» **Directions for this task**
Retype all material exactly. Pictures stay out of the copy.

>>>

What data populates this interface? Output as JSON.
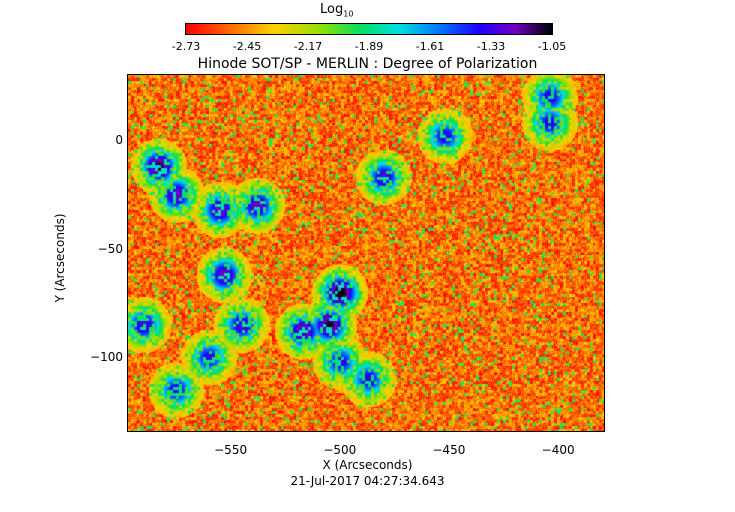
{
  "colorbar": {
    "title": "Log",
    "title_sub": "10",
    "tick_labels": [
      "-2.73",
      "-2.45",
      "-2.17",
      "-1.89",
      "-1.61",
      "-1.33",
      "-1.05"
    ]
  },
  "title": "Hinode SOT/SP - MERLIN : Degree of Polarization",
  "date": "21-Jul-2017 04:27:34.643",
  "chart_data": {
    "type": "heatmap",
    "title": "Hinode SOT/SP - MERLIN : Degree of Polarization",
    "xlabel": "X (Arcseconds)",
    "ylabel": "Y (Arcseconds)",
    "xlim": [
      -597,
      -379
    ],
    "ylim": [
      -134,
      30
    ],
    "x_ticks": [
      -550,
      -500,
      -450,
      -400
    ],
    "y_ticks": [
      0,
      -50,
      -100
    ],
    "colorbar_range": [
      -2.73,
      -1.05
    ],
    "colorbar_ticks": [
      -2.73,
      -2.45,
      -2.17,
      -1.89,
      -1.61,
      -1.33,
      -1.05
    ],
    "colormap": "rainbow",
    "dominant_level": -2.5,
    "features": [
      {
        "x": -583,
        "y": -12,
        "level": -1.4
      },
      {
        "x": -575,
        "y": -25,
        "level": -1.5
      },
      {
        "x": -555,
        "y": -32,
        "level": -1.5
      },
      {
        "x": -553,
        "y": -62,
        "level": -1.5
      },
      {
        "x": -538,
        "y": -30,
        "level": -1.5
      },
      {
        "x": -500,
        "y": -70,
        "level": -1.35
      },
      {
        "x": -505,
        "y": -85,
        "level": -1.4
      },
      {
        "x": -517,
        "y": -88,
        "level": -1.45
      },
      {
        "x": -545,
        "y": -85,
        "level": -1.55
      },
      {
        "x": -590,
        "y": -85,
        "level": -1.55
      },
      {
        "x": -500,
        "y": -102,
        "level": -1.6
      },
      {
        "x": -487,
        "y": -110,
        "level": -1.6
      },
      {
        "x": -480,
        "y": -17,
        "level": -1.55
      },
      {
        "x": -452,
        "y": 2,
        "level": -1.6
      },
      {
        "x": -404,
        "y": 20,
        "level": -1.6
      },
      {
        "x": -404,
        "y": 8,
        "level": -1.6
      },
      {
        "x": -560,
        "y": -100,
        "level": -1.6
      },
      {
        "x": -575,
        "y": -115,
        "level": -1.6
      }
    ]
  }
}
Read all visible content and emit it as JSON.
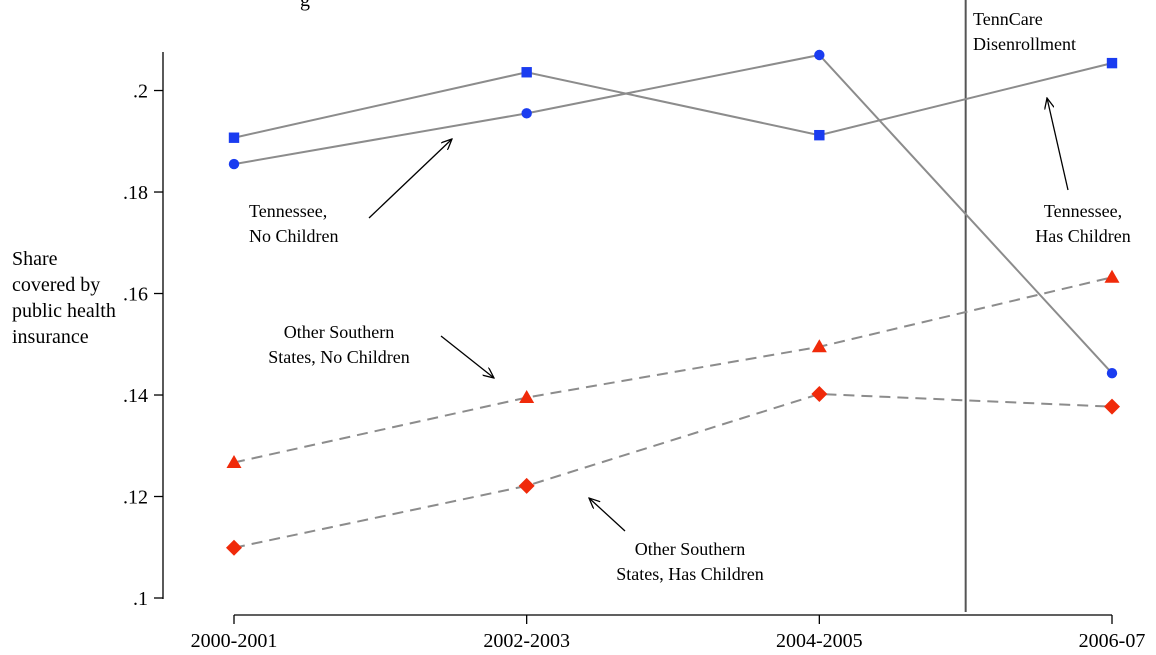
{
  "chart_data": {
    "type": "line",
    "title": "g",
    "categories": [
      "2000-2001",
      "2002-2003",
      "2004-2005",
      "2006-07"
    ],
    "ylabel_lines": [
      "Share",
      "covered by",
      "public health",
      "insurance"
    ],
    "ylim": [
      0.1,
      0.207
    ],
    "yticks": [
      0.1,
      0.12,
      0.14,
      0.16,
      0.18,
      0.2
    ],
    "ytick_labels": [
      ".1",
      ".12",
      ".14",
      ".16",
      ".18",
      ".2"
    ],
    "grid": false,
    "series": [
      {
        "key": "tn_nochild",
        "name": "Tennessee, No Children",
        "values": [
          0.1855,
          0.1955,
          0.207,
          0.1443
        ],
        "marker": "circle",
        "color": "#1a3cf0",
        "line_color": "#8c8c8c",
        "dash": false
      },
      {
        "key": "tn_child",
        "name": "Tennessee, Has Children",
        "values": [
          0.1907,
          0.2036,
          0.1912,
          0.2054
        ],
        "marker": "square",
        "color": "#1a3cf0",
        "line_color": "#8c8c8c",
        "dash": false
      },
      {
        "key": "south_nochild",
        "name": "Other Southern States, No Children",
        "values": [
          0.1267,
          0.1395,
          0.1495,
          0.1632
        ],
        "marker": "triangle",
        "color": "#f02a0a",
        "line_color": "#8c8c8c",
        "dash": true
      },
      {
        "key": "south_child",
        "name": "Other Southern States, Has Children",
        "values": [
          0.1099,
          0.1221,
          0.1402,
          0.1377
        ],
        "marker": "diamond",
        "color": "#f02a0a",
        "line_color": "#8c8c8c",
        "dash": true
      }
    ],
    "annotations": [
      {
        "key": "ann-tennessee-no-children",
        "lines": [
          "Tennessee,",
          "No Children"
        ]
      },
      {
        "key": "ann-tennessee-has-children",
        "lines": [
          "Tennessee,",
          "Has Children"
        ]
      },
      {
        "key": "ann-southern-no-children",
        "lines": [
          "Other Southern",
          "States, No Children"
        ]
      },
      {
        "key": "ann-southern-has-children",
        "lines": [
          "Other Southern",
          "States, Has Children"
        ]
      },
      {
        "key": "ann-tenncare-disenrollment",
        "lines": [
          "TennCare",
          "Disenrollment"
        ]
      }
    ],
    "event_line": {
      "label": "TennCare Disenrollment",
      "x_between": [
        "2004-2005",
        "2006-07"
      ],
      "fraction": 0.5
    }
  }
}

<<<

» **Exercise output**
What data populates this interface? Output as JSON.
{
  "colorbar": {
    "title": "Log",
    "title_sub": "10",
    "tick_labels": [
      "-2.73",
      "-2.45",
      "-2.17",
      "-1.89",
      "-1.61",
      "-1.33",
      "-1.05"
    ]
  },
  "title": "Hinode SOT/SP - MERLIN : Degree of Polarization",
  "date": "21-Jul-2017 04:27:34.643",
  "chart_data": {
    "type": "heatmap",
    "title": "Hinode SOT/SP - MERLIN : Degree of Polarization",
    "xlabel": "X (Arcseconds)",
    "ylabel": "Y (Arcseconds)",
    "xlim": [
      -597,
      -379
    ],
    "ylim": [
      -134,
      30
    ],
    "x_ticks": [
      -550,
      -500,
      -450,
      -400
    ],
    "y_ticks": [
      0,
      -50,
      -100
    ],
    "colorbar_range": [
      -2.73,
      -1.05
    ],
    "colorbar_ticks": [
      -2.73,
      -2.45,
      -2.17,
      -1.89,
      -1.61,
      -1.33,
      -1.05
    ],
    "colormap": "rainbow",
    "dominant_level": -2.5,
    "features": [
      {
        "x": -583,
        "y": -12,
        "level": -1.4
      },
      {
        "x": -575,
        "y": -25,
        "level": -1.5
      },
      {
        "x": -555,
        "y": -32,
        "level": -1.5
      },
      {
        "x": -553,
        "y": -62,
        "level": -1.5
      },
      {
        "x": -538,
        "y": -30,
        "level": -1.5
      },
      {
        "x": -500,
        "y": -70,
        "level": -1.35
      },
      {
        "x": -505,
        "y": -85,
        "level": -1.4
      },
      {
        "x": -517,
        "y": -88,
        "level": -1.45
      },
      {
        "x": -545,
        "y": -85,
        "level": -1.55
      },
      {
        "x": -590,
        "y": -85,
        "level": -1.55
      },
      {
        "x": -500,
        "y": -102,
        "level": -1.6
      },
      {
        "x": -487,
        "y": -110,
        "level": -1.6
      },
      {
        "x": -480,
        "y": -17,
        "level": -1.55
      },
      {
        "x": -452,
        "y": 2,
        "level": -1.6
      },
      {
        "x": -404,
        "y": 20,
        "level": -1.6
      },
      {
        "x": -404,
        "y": 8,
        "level": -1.6
      },
      {
        "x": -560,
        "y": -100,
        "level": -1.6
      },
      {
        "x": -575,
        "y": -115,
        "level": -1.6
      }
    ]
  }
}
Read all visible content and emit it as JSON.
{
  "chart_data": {
    "type": "line",
    "title": "g",
    "categories": [
      "2000-2001",
      "2002-2003",
      "2004-2005",
      "2006-07"
    ],
    "ylabel_lines": [
      "Share",
      "covered by",
      "public health",
      "insurance"
    ],
    "ylim": [
      0.1,
      0.207
    ],
    "yticks": [
      0.1,
      0.12,
      0.14,
      0.16,
      0.18,
      0.2
    ],
    "ytick_labels": [
      ".1",
      ".12",
      ".14",
      ".16",
      ".18",
      ".2"
    ],
    "grid": false,
    "series": [
      {
        "key": "tn_nochild",
        "name": "Tennessee, No Children",
        "values": [
          0.1855,
          0.1955,
          0.207,
          0.1443
        ],
        "marker": "circle",
        "color": "#1a3cf0",
        "line_color": "#8c8c8c",
        "dash": false
      },
      {
        "key": "tn_child",
        "name": "Tennessee, Has Children",
        "values": [
          0.1907,
          0.2036,
          0.1912,
          0.2054
        ],
        "marker": "square",
        "color": "#1a3cf0",
        "line_color": "#8c8c8c",
        "dash": false
      },
      {
        "key": "south_nochild",
        "name": "Other Southern States, No Children",
        "values": [
          0.1267,
          0.1395,
          0.1495,
          0.1632
        ],
        "marker": "triangle",
        "color": "#f02a0a",
        "line_color": "#8c8c8c",
        "dash": true
      },
      {
        "key": "south_child",
        "name": "Other Southern States, Has Children",
        "values": [
          0.1099,
          0.1221,
          0.1402,
          0.1377
        ],
        "marker": "diamond",
        "color": "#f02a0a",
        "line_color": "#8c8c8c",
        "dash": true
      }
    ],
    "annotations": [
      {
        "key": "ann-tennessee-no-children",
        "lines": [
          "Tennessee,",
          "No Children"
        ]
      },
      {
        "key": "ann-tennessee-has-children",
        "lines": [
          "Tennessee,",
          "Has Children"
        ]
      },
      {
        "key": "ann-southern-no-children",
        "lines": [
          "Other Southern",
          "States, No Children"
        ]
      },
      {
        "key": "ann-southern-has-children",
        "lines": [
          "Other Southern",
          "States, Has Children"
        ]
      },
      {
        "key": "ann-tenncare-disenrollment",
        "lines": [
          "TennCare",
          "Disenrollment"
        ]
      }
    ],
    "event_line": {
      "label": "TennCare Disenrollment",
      "x_between": [
        "2004-2005",
        "2006-07"
      ],
      "fraction": 0.5
    }
  }
}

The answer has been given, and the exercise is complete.